- **WHAT IS BEING ASKED**:
Repeat, exactly and completely, the entries shown underneath.

•••••

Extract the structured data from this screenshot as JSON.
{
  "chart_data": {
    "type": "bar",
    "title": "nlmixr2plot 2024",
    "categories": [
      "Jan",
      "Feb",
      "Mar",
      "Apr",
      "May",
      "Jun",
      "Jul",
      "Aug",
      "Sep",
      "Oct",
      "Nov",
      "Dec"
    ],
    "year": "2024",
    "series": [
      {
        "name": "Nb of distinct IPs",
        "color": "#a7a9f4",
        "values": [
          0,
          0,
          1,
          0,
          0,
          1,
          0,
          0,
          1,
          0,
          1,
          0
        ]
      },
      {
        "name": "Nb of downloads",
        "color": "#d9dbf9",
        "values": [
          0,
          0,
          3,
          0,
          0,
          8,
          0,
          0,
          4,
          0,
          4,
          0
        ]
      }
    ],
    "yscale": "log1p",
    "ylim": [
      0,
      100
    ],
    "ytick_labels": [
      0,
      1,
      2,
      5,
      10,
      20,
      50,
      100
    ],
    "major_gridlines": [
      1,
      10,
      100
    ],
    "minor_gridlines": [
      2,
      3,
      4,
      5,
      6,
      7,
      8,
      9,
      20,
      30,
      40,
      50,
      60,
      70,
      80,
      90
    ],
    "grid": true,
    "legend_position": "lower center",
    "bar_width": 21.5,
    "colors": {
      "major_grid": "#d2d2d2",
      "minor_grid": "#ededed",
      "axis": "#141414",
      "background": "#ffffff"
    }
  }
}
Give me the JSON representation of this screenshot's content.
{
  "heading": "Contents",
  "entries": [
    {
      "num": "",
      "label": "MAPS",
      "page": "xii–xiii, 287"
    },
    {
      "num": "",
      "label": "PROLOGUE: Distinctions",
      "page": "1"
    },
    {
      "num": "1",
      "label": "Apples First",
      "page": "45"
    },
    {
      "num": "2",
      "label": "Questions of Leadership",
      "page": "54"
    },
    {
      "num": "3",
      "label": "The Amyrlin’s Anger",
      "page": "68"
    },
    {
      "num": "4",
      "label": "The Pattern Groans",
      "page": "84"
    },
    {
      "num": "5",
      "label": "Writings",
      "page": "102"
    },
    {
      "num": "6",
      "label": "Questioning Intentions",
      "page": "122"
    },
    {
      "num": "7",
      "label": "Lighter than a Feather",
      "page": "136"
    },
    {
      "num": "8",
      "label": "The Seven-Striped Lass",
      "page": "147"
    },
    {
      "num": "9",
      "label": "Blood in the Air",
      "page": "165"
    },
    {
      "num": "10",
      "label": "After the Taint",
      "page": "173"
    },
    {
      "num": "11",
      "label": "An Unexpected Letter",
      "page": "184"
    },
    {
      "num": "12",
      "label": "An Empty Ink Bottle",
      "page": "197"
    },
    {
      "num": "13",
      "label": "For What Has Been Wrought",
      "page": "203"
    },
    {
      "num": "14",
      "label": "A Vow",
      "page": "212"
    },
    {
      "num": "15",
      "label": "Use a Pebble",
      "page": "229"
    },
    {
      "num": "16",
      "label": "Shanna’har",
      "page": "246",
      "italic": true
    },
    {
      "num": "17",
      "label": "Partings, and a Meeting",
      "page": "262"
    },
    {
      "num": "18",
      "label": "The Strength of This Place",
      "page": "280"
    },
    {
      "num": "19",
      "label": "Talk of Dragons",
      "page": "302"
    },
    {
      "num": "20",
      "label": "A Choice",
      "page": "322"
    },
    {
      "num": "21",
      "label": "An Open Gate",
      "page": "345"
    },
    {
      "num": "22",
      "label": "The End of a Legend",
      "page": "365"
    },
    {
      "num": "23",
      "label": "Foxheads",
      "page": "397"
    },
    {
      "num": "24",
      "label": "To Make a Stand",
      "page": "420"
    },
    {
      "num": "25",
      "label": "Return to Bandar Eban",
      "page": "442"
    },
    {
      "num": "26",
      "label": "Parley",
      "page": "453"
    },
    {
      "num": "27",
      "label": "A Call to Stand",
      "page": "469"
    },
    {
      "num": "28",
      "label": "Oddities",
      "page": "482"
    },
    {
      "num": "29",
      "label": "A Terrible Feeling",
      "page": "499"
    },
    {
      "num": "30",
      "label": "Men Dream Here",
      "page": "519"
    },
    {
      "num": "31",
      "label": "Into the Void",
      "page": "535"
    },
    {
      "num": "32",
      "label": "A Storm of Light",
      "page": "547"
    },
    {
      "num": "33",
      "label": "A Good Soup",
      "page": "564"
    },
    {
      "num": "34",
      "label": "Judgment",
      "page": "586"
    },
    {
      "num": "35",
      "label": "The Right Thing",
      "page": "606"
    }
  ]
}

•••••

- **IN RESPONSE**:
Extract the structured data from this screenshot as JSON.
{
  "chart_data": {
    "type": "bar",
    "title": "nlmixr2plot 2024",
    "categories": [
      "Jan",
      "Feb",
      "Mar",
      "Apr",
      "May",
      "Jun",
      "Jul",
      "Aug",
      "Sep",
      "Oct",
      "Nov",
      "Dec"
    ],
    "year": "2024",
    "series": [
      {
        "name": "Nb of distinct IPs",
        "color": "#a7a9f4",
        "values": [
          0,
          0,
          1,
          0,
          0,
          1,
          0,
          0,
          1,
          0,
          1,
          0
        ]
      },
      {
        "name": "Nb of downloads",
        "color": "#d9dbf9",
        "values": [
          0,
          0,
          3,
          0,
          0,
          8,
          0,
          0,
          4,
          0,
          4,
          0
        ]
      }
    ],
    "yscale": "log1p",
    "ylim": [
      0,
      100
    ],
    "ytick_labels": [
      0,
      1,
      2,
      5,
      10,
      20,
      50,
      100
    ],
    "major_gridlines": [
      1,
      10,
      100
    ],
    "minor_gridlines": [
      2,
      3,
      4,
      5,
      6,
      7,
      8,
      9,
      20,
      30,
      40,
      50,
      60,
      70,
      80,
      90
    ],
    "grid": true,
    "legend_position": "lower center",
    "bar_width": 21.5,
    "colors": {
      "major_grid": "#d2d2d2",
      "minor_grid": "#ededed",
      "axis": "#141414",
      "background": "#ffffff"
    }
  }
}
Give me the JSON representation of this screenshot's content.
{
  "heading": "Contents",
  "entries": [
    {
      "num": "",
      "label": "MAPS",
      "page": "xii–xiii, 287"
    },
    {
      "num": "",
      "label": "PROLOGUE: Distinctions",
      "page": "1"
    },
    {
      "num": "1",
      "label": "Apples First",
      "page": "45"
    },
    {
      "num": "2",
      "label": "Questions of Leadership",
      "page": "54"
    },
    {
      "num": "3",
      "label": "The Amyrlin’s Anger",
      "page": "68"
    },
    {
      "num": "4",
      "label": "The Pattern Groans",
      "page": "84"
    },
    {
      "num": "5",
      "label": "Writings",
      "page": "102"
    },
    {
      "num": "6",
      "label": "Questioning Intentions",
      "page": "122"
    },
    {
      "num": "7",
      "label": "Lighter than a Feather",
      "page": "136"
    },
    {
      "num": "8",
      "label": "The Seven-Striped Lass",
      "page": "147"
    },
    {
      "num": "9",
      "label": "Blood in the Air",
      "page": "165"
    },
    {
      "num": "10",
      "label": "After the Taint",
      "page": "173"
    },
    {
      "num": "11",
      "label": "An Unexpected Letter",
      "page": "184"
    },
    {
      "num": "12",
      "label": "An Empty Ink Bottle",
      "page": "197"
    },
    {
      "num": "13",
      "label": "For What Has Been Wrought",
      "page": "203"
    },
    {
      "num": "14",
      "label": "A Vow",
      "page": "212"
    },
    {
      "num": "15",
      "label": "Use a Pebble",
      "page": "229"
    },
    {
      "num": "16",
      "label": "Shanna’har",
      "page": "246",
      "italic": true
    },
    {
      "num": "17",
      "label": "Partings, and a Meeting",
      "page": "262"
    },
    {
      "num": "18",
      "label": "The Strength of This Place",
      "page": "280"
    },
    {
      "num": "19",
      "label": "Talk of Dragons",
      "page": "302"
    },
    {
      "num": "20",
      "label": "A Choice",
      "page": "322"
    },
    {
      "num": "21",
      "label": "An Open Gate",
      "page": "345"
    },
    {
      "num": "22",
      "label": "The End of a Legend",
      "page": "365"
    },
    {
      "num": "23",
      "label": "Foxheads",
      "page": "397"
    },
    {
      "num": "24",
      "label": "To Make a Stand",
      "page": "420"
    },
    {
      "num": "25",
      "label": "Return to Bandar Eban",
      "page": "442"
    },
    {
      "num": "26",
      "label": "Parley",
      "page": "453"
    },
    {
      "num": "27",
      "label": "A Call to Stand",
      "page": "469"
    },
    {
      "num": "28",
      "label": "Oddities",
      "page": "482"
    },
    {
      "num": "29",
      "label": "A Terrible Feeling",
      "page": "499"
    },
    {
      "num": "30",
      "label": "Men Dream Here",
      "page": "519"
    },
    {
      "num": "31",
      "label": "Into the Void",
      "page": "535"
    },
    {
      "num": "32",
      "label": "A Storm of Light",
      "page": "547"
    },
    {
      "num": "33",
      "label": "A Good Soup",
      "page": "564"
    },
    {
      "num": "34",
      "label": "Judgment",
      "page": "586"
    },
    {
      "num": "35",
      "label": "The Right Thing",
      "page": "606"
    }
  ]
}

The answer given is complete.